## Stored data
★ ★ ★ ★
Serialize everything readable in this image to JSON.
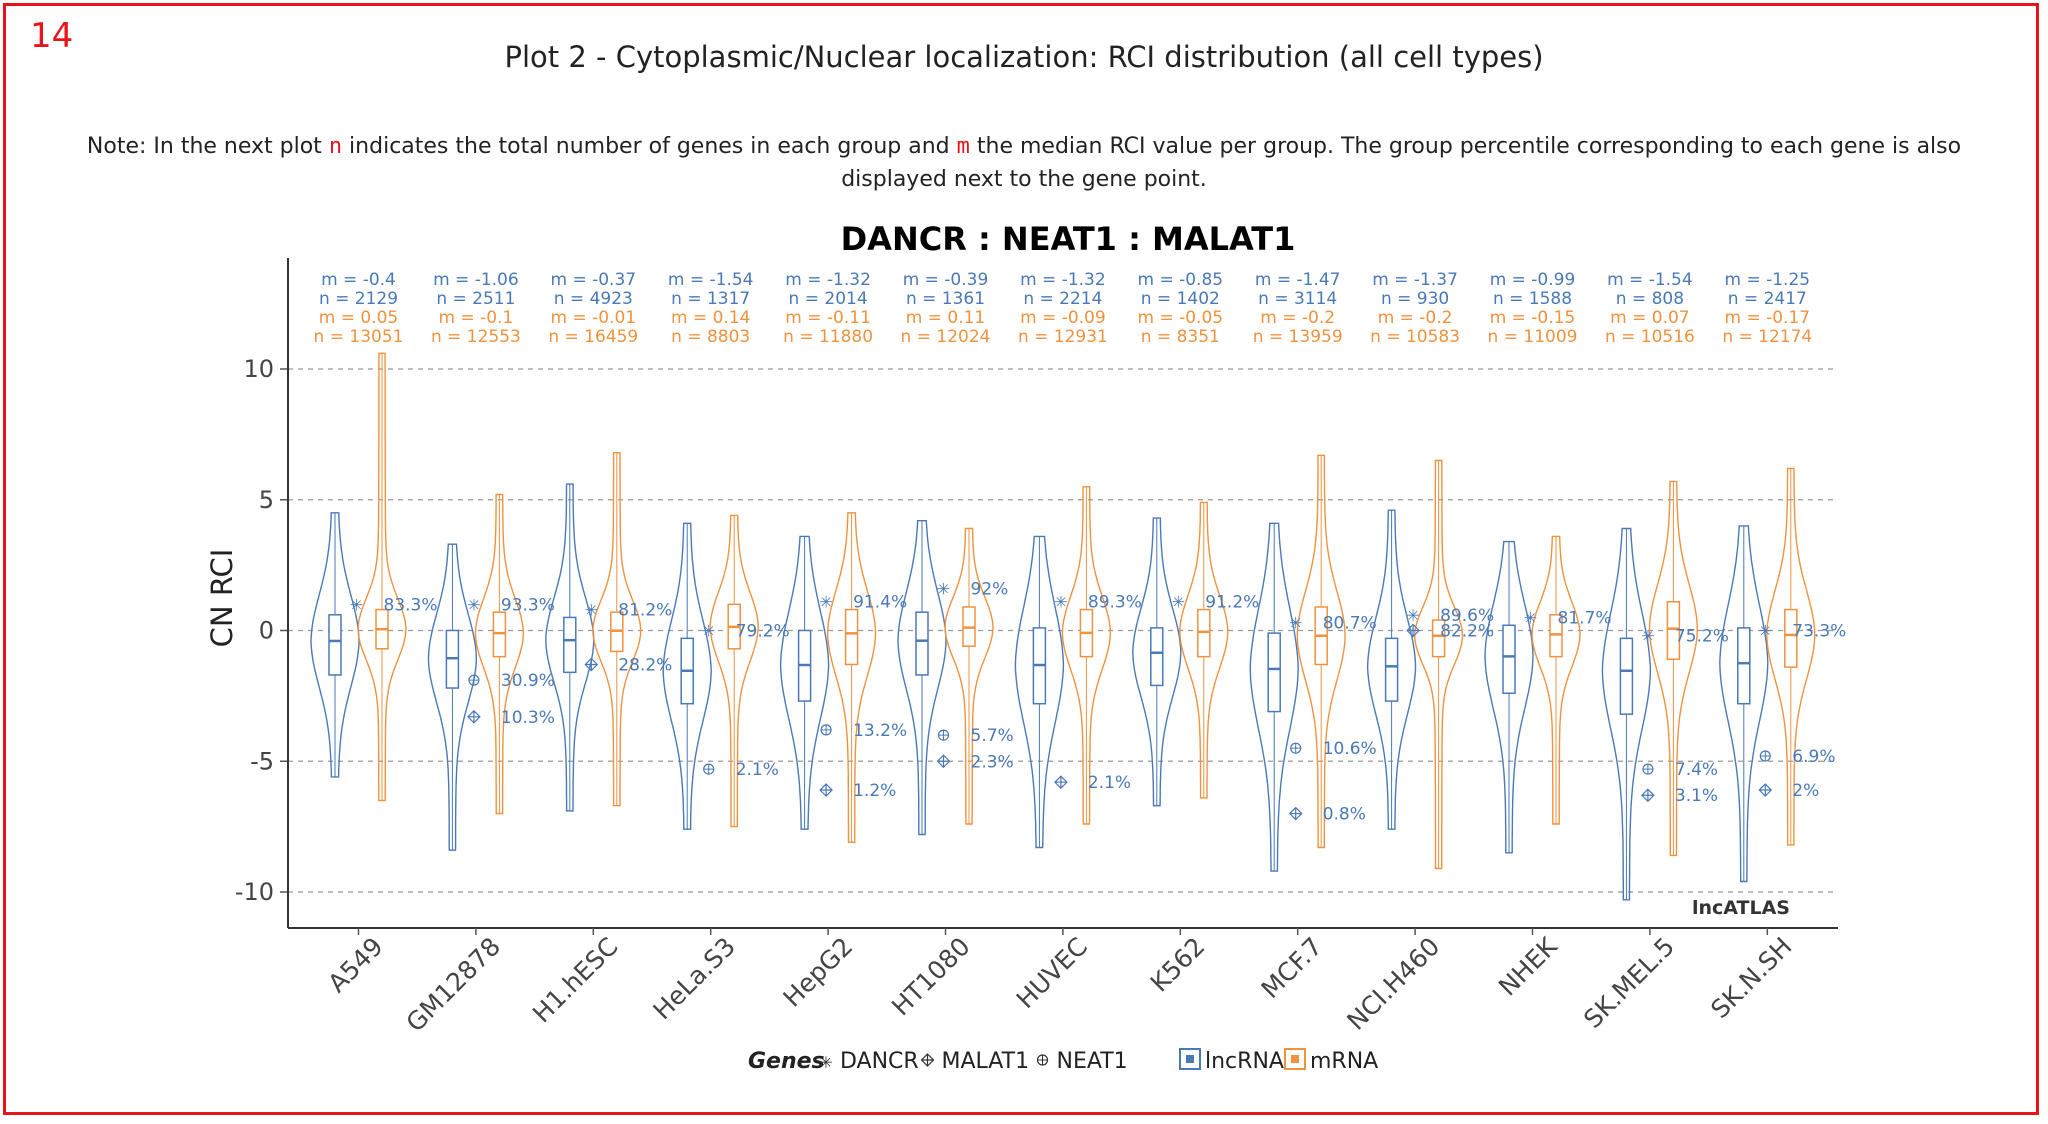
{
  "page_number": "14",
  "heading": "Plot 2 - Cytoplasmic/Nuclear localization: RCI distribution (all cell types)",
  "note": {
    "before_n": "Note: In the next plot ",
    "n_symbol": "n",
    "middle": " indicates the total number of genes in each group and ",
    "m_symbol": "m",
    "after_m": " the median RCI value per group. The group percentile corresponding to each gene is also displayed next to the gene point."
  },
  "colors": {
    "lncRNA": "#4a79b8",
    "mRNA": "#f0923e",
    "frame": "#e8141a"
  },
  "chart_data": {
    "type": "violin",
    "title": "DANCR : NEAT1 : MALAT1",
    "ylabel": "CN RCI",
    "xlabel": "",
    "ylim": [
      -11.3,
      14.3
    ],
    "yticks": [
      "10",
      "5",
      "0",
      "-5",
      "-10"
    ],
    "ytick_values": [
      10,
      5,
      0,
      -5,
      -10
    ],
    "grid": "horizontal dashed",
    "watermark": "lncATLAS",
    "categories": [
      "A549",
      "GM12878",
      "H1.hESC",
      "HeLa.S3",
      "HepG2",
      "HT1080",
      "HUVEC",
      "K562",
      "MCF.7",
      "NCI.H460",
      "NHEK",
      "SK.MEL.5",
      "SK.N.SH"
    ],
    "series": [
      {
        "name": "lncRNA",
        "m_labels": [
          "m = -0.4",
          "m = -1.06",
          "m = -0.37",
          "m = -1.54",
          "m = -1.32",
          "m = -0.39",
          "m = -1.32",
          "m = -0.85",
          "m = -1.47",
          "m = -1.37",
          "m = -0.99",
          "m = -1.54",
          "m = -1.25"
        ],
        "n_labels": [
          "n = 2129",
          "n = 2511",
          "n = 4923",
          "n = 1317",
          "n = 2014",
          "n = 1361",
          "n = 2214",
          "n = 1402",
          "n = 3114",
          "n = 930",
          "n = 1588",
          "n = 808",
          "n = 2417"
        ],
        "median": [
          -0.4,
          -1.06,
          -0.37,
          -1.54,
          -1.32,
          -0.39,
          -1.32,
          -0.85,
          -1.47,
          -1.37,
          -0.99,
          -1.54,
          -1.25
        ],
        "q1": [
          -1.7,
          -2.2,
          -1.6,
          -2.8,
          -2.7,
          -1.7,
          -2.8,
          -2.1,
          -3.1,
          -2.7,
          -2.4,
          -3.2,
          -2.8
        ],
        "q3": [
          0.6,
          0.0,
          0.5,
          -0.3,
          0.0,
          0.7,
          0.1,
          0.1,
          -0.1,
          -0.3,
          0.2,
          -0.3,
          0.1
        ],
        "min": [
          -5.6,
          -8.4,
          -6.9,
          -7.6,
          -7.6,
          -7.8,
          -8.3,
          -6.7,
          -9.2,
          -7.6,
          -8.5,
          -10.3,
          -9.6
        ],
        "max": [
          4.5,
          3.3,
          5.6,
          4.1,
          3.6,
          4.2,
          3.6,
          4.3,
          4.1,
          4.6,
          3.4,
          3.9,
          4.0
        ]
      },
      {
        "name": "mRNA",
        "m_labels": [
          "m = 0.05",
          "m = -0.1",
          "m = -0.01",
          "m = 0.14",
          "m = -0.11",
          "m = 0.11",
          "m = -0.09",
          "m = -0.05",
          "m = -0.2",
          "m = -0.2",
          "m = -0.15",
          "m = 0.07",
          "m = -0.17"
        ],
        "n_labels": [
          "n = 13051",
          "n = 12553",
          "n = 16459",
          "n = 8803",
          "n = 11880",
          "n = 12024",
          "n = 12931",
          "n = 8351",
          "n = 13959",
          "n = 10583",
          "n = 11009",
          "n = 10516",
          "n = 12174"
        ],
        "median": [
          0.05,
          -0.1,
          -0.01,
          0.14,
          -0.11,
          0.11,
          -0.09,
          -0.05,
          -0.2,
          -0.2,
          -0.15,
          0.07,
          -0.17
        ],
        "q1": [
          -0.7,
          -1.0,
          -0.8,
          -0.7,
          -1.3,
          -0.6,
          -1.0,
          -1.0,
          -1.3,
          -1.0,
          -1.0,
          -1.1,
          -1.4
        ],
        "q3": [
          0.8,
          0.7,
          0.7,
          1.0,
          0.8,
          0.9,
          0.8,
          0.8,
          0.9,
          0.4,
          0.6,
          1.1,
          0.8
        ],
        "min": [
          -6.5,
          -7.0,
          -6.7,
          -7.5,
          -8.1,
          -7.4,
          -7.4,
          -6.4,
          -8.3,
          -9.1,
          -7.4,
          -8.6,
          -8.2
        ],
        "max": [
          10.6,
          5.2,
          6.8,
          4.4,
          4.5,
          3.9,
          5.5,
          4.9,
          6.7,
          6.5,
          3.6,
          5.7,
          6.2
        ]
      }
    ],
    "genes_legend_title": "Genes",
    "genes": [
      {
        "name": "DANCR",
        "symbol": "✳",
        "rci": [
          1.0,
          1.0,
          0.8,
          0.0,
          1.1,
          1.6,
          1.1,
          1.1,
          0.3,
          0.6,
          0.5,
          -0.2,
          0.0
        ],
        "percentile": [
          "83.3%",
          "93.3%",
          "81.2%",
          "79.2%",
          "91.4%",
          "92%",
          "89.3%",
          "91.2%",
          "80.7%",
          "89.6%",
          "81.7%",
          "75.2%",
          "73.3%"
        ]
      },
      {
        "name": "MALAT1",
        "symbol": "⯐",
        "rci": [
          null,
          -3.3,
          -1.3,
          null,
          -6.1,
          -5.0,
          -5.8,
          null,
          -7.0,
          0.0,
          null,
          -6.3,
          -6.1
        ],
        "percentile": [
          "",
          "10.3%",
          "28.2%",
          "",
          "1.2%",
          "2.3%",
          "2.1%",
          "",
          "0.8%",
          "82.2%",
          "",
          "3.1%",
          "2%"
        ]
      },
      {
        "name": "NEAT1",
        "symbol": "⊕",
        "rci": [
          null,
          -1.9,
          null,
          -5.3,
          -3.8,
          -4.0,
          null,
          null,
          -4.5,
          null,
          null,
          -5.3,
          -4.8
        ],
        "percentile": [
          "",
          "30.9%",
          "",
          "2.1%",
          "13.2%",
          "5.7%",
          "",
          "",
          "10.6%",
          "",
          "",
          "7.4%",
          "6.9%"
        ]
      }
    ],
    "legend": [
      "lncRNA",
      "mRNA"
    ]
  }
}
★ ★ ★ ★
## What needs to be done
Take from the entries every line that has the string "each".

## Response below
    "middle": " indicates the total number of genes in each group and ",
    "after_m": " the median RCI value per group. The group percentile corresponding to each gene is also displayed next to the gene point."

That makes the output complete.